RECORDS FOR THE TASK ▸
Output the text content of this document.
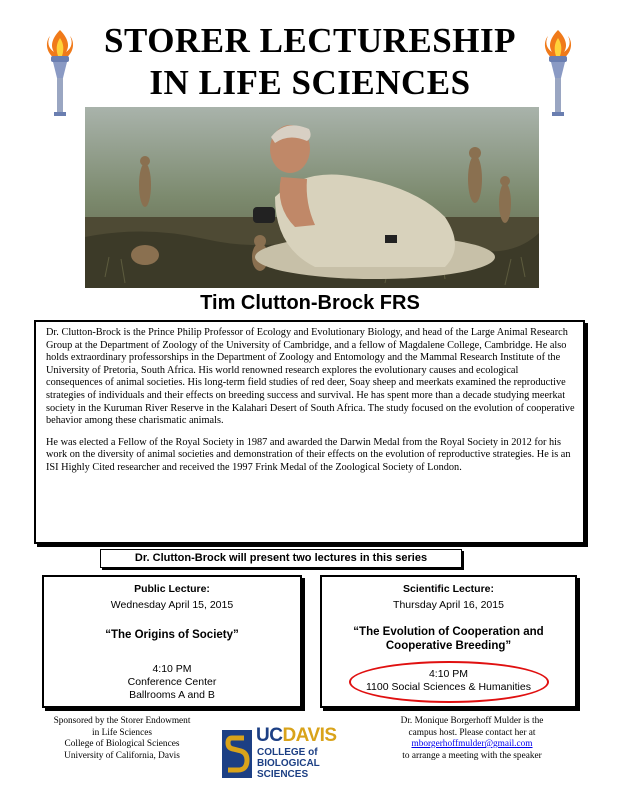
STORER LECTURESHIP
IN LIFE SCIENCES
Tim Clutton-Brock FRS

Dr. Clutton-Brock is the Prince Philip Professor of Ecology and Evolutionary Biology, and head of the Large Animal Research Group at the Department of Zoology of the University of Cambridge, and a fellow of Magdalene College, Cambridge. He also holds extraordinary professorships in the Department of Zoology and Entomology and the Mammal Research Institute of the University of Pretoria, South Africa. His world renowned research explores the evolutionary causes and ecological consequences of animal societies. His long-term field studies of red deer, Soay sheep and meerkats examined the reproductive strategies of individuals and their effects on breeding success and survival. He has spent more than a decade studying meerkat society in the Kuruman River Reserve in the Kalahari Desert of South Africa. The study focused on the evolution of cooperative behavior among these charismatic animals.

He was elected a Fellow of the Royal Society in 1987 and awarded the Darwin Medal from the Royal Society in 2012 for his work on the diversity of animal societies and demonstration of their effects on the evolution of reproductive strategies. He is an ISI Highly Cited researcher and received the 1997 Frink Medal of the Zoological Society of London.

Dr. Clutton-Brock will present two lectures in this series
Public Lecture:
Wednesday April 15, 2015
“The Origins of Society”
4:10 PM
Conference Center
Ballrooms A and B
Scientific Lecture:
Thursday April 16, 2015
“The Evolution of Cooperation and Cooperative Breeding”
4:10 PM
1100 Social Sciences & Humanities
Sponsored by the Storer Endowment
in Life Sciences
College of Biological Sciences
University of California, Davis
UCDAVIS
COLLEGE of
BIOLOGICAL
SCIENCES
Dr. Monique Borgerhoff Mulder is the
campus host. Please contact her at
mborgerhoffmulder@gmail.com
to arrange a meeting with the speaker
==
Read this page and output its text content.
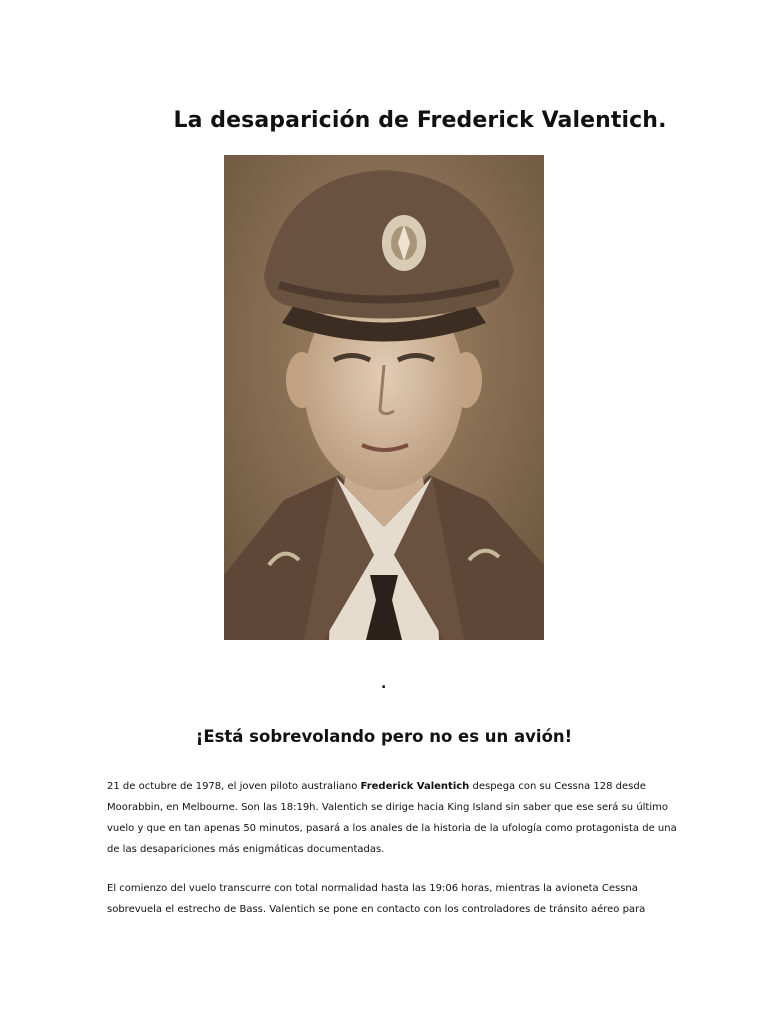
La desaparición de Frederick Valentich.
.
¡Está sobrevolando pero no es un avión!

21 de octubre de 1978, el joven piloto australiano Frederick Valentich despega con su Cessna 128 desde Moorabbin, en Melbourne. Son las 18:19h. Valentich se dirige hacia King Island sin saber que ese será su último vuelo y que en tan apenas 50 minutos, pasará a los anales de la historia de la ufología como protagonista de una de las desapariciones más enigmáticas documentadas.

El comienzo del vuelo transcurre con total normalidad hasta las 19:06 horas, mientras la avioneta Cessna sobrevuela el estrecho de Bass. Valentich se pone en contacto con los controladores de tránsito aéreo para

DIRECTIONS FOR THIS TASK ▸ Report each line of the material above where the word "Brock" appears.

TASK OUTPUT ▸
Tim Clutton-Brock FRS
Dr. Clutton-Brock is the Prince Philip Professor of Ecology and Evolutionary Biology, and head of the Large Animal Research Group at the Department of Zoology of the University of Cambridge, and a fellow of Magdalene College, Cambridge. He also holds extraordinary professorships in the Department of Zoology and Entomology and the Mammal Research Institute of the University of Pretoria, South Africa. His world renowned research explores the evolutionary causes and ecological consequences of animal societies. His long-term field studies of red deer, Soay sheep and meerkats examined the reproductive strategies of individuals and their effects on breeding success and survival. He has spent more than a decade studying meerkat society in the Kuruman River Reserve in the Kalahari Desert of South Africa. The study focused on the evolution of cooperative behavior among these charismatic animals.
Dr. Clutton-Brock will present two lectures in this series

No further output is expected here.